- Set problem -
Tell how many lines have the string "name" in them, and write nothing besides the number.

- Supplied information -
——————

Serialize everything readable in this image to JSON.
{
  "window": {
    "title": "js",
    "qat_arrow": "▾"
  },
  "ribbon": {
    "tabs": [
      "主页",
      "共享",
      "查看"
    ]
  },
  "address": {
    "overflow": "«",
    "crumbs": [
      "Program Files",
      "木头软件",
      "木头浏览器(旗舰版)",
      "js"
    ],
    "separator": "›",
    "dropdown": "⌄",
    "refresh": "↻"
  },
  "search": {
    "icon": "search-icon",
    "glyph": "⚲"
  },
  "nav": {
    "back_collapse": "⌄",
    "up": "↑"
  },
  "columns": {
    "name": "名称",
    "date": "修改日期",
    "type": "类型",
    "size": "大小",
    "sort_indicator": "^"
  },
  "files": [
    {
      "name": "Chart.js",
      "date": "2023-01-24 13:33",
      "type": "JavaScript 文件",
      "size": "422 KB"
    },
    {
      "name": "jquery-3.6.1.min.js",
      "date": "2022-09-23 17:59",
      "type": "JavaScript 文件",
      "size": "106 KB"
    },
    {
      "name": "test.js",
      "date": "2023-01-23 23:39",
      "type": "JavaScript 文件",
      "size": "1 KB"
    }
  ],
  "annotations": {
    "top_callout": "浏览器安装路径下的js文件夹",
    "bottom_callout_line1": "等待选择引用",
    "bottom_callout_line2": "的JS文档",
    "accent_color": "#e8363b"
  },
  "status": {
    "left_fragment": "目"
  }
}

——————

- Exercise solution -
4